### Stated task
Transcribe every record that appears below, exactly and in full.

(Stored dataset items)
■ ■ ■ ■ ■ ■ ■

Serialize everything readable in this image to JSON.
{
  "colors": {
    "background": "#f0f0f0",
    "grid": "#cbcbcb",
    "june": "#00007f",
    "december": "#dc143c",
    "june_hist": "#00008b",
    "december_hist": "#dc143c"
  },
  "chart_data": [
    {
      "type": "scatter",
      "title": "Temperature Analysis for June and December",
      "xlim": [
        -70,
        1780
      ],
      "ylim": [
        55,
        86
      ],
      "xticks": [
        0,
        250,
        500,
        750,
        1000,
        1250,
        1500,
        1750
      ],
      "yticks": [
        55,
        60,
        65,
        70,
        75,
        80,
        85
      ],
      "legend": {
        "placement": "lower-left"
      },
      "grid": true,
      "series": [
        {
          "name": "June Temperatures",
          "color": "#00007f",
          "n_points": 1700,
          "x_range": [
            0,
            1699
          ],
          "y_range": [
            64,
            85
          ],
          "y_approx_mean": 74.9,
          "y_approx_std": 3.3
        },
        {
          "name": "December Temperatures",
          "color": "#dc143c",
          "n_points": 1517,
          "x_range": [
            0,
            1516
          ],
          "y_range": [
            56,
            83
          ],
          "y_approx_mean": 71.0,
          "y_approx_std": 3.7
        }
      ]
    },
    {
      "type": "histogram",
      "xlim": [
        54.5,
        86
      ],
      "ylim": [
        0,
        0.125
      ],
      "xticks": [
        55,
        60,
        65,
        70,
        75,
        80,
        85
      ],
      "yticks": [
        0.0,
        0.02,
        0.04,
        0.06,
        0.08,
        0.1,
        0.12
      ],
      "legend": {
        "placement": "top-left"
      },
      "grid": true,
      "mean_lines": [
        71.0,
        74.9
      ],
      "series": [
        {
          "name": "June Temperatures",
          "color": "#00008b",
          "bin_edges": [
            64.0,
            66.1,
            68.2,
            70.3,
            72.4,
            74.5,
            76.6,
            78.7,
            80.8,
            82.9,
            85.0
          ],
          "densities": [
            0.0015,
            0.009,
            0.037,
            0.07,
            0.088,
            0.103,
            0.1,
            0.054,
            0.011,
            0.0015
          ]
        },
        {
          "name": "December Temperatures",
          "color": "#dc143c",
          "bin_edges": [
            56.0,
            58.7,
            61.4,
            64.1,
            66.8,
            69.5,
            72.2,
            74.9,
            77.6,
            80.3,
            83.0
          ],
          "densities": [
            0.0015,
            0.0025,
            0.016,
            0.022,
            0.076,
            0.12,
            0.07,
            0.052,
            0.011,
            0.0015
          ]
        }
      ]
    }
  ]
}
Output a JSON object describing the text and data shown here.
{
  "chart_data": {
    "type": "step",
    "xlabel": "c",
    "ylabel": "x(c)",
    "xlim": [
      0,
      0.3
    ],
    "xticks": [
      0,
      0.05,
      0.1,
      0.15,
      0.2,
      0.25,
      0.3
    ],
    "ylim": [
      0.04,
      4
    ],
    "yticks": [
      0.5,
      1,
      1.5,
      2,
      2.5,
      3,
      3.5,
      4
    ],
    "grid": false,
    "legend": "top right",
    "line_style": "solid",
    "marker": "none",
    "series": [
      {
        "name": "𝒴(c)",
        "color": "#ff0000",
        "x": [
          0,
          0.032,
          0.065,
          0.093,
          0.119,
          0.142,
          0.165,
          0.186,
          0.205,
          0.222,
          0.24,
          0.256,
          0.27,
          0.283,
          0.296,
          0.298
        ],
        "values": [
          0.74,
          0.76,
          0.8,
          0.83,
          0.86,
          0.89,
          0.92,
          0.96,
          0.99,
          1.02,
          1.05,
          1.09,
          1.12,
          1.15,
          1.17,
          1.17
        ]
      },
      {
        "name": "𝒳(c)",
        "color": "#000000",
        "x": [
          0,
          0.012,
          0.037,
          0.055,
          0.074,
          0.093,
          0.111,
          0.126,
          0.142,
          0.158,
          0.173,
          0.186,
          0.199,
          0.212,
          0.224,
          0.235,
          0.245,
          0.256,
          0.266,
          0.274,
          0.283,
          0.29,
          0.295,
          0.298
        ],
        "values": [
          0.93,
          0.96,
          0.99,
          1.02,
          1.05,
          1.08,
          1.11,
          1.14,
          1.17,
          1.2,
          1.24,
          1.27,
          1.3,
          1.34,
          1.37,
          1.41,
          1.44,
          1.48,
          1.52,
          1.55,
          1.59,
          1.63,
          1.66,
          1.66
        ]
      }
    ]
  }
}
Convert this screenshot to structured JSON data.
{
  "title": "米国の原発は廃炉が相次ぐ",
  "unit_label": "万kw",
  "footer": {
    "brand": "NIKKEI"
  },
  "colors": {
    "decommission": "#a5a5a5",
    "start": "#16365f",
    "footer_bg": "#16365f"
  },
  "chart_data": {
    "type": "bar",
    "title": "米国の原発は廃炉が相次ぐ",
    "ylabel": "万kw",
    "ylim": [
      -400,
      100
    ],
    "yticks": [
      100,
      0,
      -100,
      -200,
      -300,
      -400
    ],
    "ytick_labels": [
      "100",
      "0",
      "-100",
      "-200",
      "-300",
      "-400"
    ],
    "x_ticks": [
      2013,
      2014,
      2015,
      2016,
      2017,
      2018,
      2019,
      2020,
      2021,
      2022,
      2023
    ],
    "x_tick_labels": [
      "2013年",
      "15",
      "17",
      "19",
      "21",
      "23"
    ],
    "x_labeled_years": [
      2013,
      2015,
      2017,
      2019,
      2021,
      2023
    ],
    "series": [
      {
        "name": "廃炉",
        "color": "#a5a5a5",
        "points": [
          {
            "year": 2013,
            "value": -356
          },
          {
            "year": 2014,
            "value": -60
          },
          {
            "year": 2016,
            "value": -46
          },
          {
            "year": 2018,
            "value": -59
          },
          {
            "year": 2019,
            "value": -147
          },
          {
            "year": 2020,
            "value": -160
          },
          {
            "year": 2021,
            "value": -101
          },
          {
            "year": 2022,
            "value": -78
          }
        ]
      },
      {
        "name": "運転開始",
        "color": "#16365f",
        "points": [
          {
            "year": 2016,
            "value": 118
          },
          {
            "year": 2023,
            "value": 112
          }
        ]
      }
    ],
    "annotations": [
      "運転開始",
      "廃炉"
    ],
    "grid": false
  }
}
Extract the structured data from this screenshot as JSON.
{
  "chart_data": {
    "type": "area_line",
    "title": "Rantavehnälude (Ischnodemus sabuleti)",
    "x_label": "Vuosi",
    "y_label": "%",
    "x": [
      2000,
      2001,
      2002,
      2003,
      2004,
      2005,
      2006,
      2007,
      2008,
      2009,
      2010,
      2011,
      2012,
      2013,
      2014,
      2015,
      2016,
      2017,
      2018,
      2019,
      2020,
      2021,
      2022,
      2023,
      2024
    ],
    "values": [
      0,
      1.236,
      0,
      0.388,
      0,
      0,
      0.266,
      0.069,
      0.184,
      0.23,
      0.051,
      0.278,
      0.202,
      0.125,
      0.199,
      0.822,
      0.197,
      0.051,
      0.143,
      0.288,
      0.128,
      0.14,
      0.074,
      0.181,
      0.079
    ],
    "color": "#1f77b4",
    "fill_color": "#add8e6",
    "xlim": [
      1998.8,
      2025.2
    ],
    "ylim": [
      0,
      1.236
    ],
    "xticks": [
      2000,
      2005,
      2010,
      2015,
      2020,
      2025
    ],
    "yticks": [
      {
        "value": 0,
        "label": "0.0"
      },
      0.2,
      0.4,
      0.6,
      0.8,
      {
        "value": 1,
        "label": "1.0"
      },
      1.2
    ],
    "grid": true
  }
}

■ ■ ■ ■ ■ ■ ■

### Expected output
Serialize everything readable in this image to JSON.
{
  "colors": {
    "background": "#f0f0f0",
    "grid": "#cbcbcb",
    "june": "#00007f",
    "december": "#dc143c",
    "june_hist": "#00008b",
    "december_hist": "#dc143c"
  },
  "chart_data": [
    {
      "type": "scatter",
      "title": "Temperature Analysis for June and December",
      "xlim": [
        -70,
        1780
      ],
      "ylim": [
        55,
        86
      ],
      "xticks": [
        0,
        250,
        500,
        750,
        1000,
        1250,
        1500,
        1750
      ],
      "yticks": [
        55,
        60,
        65,
        70,
        75,
        80,
        85
      ],
      "legend": {
        "placement": "lower-left"
      },
      "grid": true,
      "series": [
        {
          "name": "June Temperatures",
          "color": "#00007f",
          "n_points": 1700,
          "x_range": [
            0,
            1699
          ],
          "y_range": [
            64,
            85
          ],
          "y_approx_mean": 74.9,
          "y_approx_std": 3.3
        },
        {
          "name": "December Temperatures",
          "color": "#dc143c",
          "n_points": 1517,
          "x_range": [
            0,
            1516
          ],
          "y_range": [
            56,
            83
          ],
          "y_approx_mean": 71.0,
          "y_approx_std": 3.7
        }
      ]
    },
    {
      "type": "histogram",
      "xlim": [
        54.5,
        86
      ],
      "ylim": [
        0,
        0.125
      ],
      "xticks": [
        55,
        60,
        65,
        70,
        75,
        80,
        85
      ],
      "yticks": [
        0.0,
        0.02,
        0.04,
        0.06,
        0.08,
        0.1,
        0.12
      ],
      "legend": {
        "placement": "top-left"
      },
      "grid": true,
      "mean_lines": [
        71.0,
        74.9
      ],
      "series": [
        {
          "name": "June Temperatures",
          "color": "#00008b",
          "bin_edges": [
            64.0,
            66.1,
            68.2,
            70.3,
            72.4,
            74.5,
            76.6,
            78.7,
            80.8,
            82.9,
            85.0
          ],
          "densities": [
            0.0015,
            0.009,
            0.037,
            0.07,
            0.088,
            0.103,
            0.1,
            0.054,
            0.011,
            0.0015
          ]
        },
        {
          "name": "December Temperatures",
          "color": "#dc143c",
          "bin_edges": [
            56.0,
            58.7,
            61.4,
            64.1,
            66.8,
            69.5,
            72.2,
            74.9,
            77.6,
            80.3,
            83.0
          ],
          "densities": [
            0.0015,
            0.0025,
            0.016,
            0.022,
            0.076,
            0.12,
            0.07,
            0.052,
            0.011,
            0.0015
          ]
        }
      ]
    }
  ]
}
Output a JSON object describing the text and data shown here.
{
  "chart_data": {
    "type": "step",
    "xlabel": "c",
    "ylabel": "x(c)",
    "xlim": [
      0,
      0.3
    ],
    "xticks": [
      0,
      0.05,
      0.1,
      0.15,
      0.2,
      0.25,
      0.3
    ],
    "ylim": [
      0.04,
      4
    ],
    "yticks": [
      0.5,
      1,
      1.5,
      2,
      2.5,
      3,
      3.5,
      4
    ],
    "grid": false,
    "legend": "top right",
    "line_style": "solid",
    "marker": "none",
    "series": [
      {
        "name": "𝒴(c)",
        "color": "#ff0000",
        "x": [
          0,
          0.032,
          0.065,
          0.093,
          0.119,
          0.142,
          0.165,
          0.186,
          0.205,
          0.222,
          0.24,
          0.256,
          0.27,
          0.283,
          0.296,
          0.298
        ],
        "values": [
          0.74,
          0.76,
          0.8,
          0.83,
          0.86,
          0.89,
          0.92,
          0.96,
          0.99,
          1.02,
          1.05,
          1.09,
          1.12,
          1.15,
          1.17,
          1.17
        ]
      },
      {
        "name": "𝒳(c)",
        "color": "#000000",
        "x": [
          0,
          0.012,
          0.037,
          0.055,
          0.074,
          0.093,
          0.111,
          0.126,
          0.142,
          0.158,
          0.173,
          0.186,
          0.199,
          0.212,
          0.224,
          0.235,
          0.245,
          0.256,
          0.266,
          0.274,
          0.283,
          0.29,
          0.295,
          0.298
        ],
        "values": [
          0.93,
          0.96,
          0.99,
          1.02,
          1.05,
          1.08,
          1.11,
          1.14,
          1.17,
          1.2,
          1.24,
          1.27,
          1.3,
          1.34,
          1.37,
          1.41,
          1.44,
          1.48,
          1.52,
          1.55,
          1.59,
          1.63,
          1.66,
          1.66
        ]
      }
    ]
  }
}
Convert this screenshot to structured JSON data.
{
  "title": "米国の原発は廃炉が相次ぐ",
  "unit_label": "万kw",
  "footer": {
    "brand": "NIKKEI"
  },
  "colors": {
    "decommission": "#a5a5a5",
    "start": "#16365f",
    "footer_bg": "#16365f"
  },
  "chart_data": {
    "type": "bar",
    "title": "米国の原発は廃炉が相次ぐ",
    "ylabel": "万kw",
    "ylim": [
      -400,
      100
    ],
    "yticks": [
      100,
      0,
      -100,
      -200,
      -300,
      -400
    ],
    "ytick_labels": [
      "100",
      "0",
      "-100",
      "-200",
      "-300",
      "-400"
    ],
    "x_ticks": [
      2013,
      2014,
      2015,
      2016,
      2017,
      2018,
      2019,
      2020,
      2021,
      2022,
      2023
    ],
    "x_tick_labels": [
      "2013年",
      "15",
      "17",
      "19",
      "21",
      "23"
    ],
    "x_labeled_years": [
      2013,
      2015,
      2017,
      2019,
      2021,
      2023
    ],
    "series": [
      {
        "name": "廃炉",
        "color": "#a5a5a5",
        "points": [
          {
            "year": 2013,
            "value": -356
          },
          {
            "year": 2014,
            "value": -60
          },
          {
            "year": 2016,
            "value": -46
          },
          {
            "year": 2018,
            "value": -59
          },
          {
            "year": 2019,
            "value": -147
          },
          {
            "year": 2020,
            "value": -160
          },
          {
            "year": 2021,
            "value": -101
          },
          {
            "year": 2022,
            "value": -78
          }
        ]
      },
      {
        "name": "運転開始",
        "color": "#16365f",
        "points": [
          {
            "year": 2016,
            "value": 118
          },
          {
            "year": 2023,
            "value": 112
          }
        ]
      }
    ],
    "annotations": [
      "運転開始",
      "廃炉"
    ],
    "grid": false
  }
}
Extract the structured data from this screenshot as JSON.
{
  "chart_data": {
    "type": "area_line",
    "title": "Rantavehnälude (Ischnodemus sabuleti)",
    "x_label": "Vuosi",
    "y_label": "%",
    "x": [
      2000,
      2001,
      2002,
      2003,
      2004,
      2005,
      2006,
      2007,
      2008,
      2009,
      2010,
      2011,
      2012,
      2013,
      2014,
      2015,
      2016,
      2017,
      2018,
      2019,
      2020,
      2021,
      2022,
      2023,
      2024
    ],
    "values": [
      0,
      1.236,
      0,
      0.388,
      0,
      0,
      0.266,
      0.069,
      0.184,
      0.23,
      0.051,
      0.278,
      0.202,
      0.125,
      0.199,
      0.822,
      0.197,
      0.051,
      0.143,
      0.288,
      0.128,
      0.14,
      0.074,
      0.181,
      0.079
    ],
    "color": "#1f77b4",
    "fill_color": "#add8e6",
    "xlim": [
      1998.8,
      2025.2
    ],
    "ylim": [
      0,
      1.236
    ],
    "xticks": [
      2000,
      2005,
      2010,
      2015,
      2020,
      2025
    ],
    "yticks": [
      {
        "value": 0,
        "label": "0.0"
      },
      0.2,
      0.4,
      0.6,
      0.8,
      {
        "value": 1,
        "label": "1.0"
      },
      1.2
    ],
    "grid": true
  }
}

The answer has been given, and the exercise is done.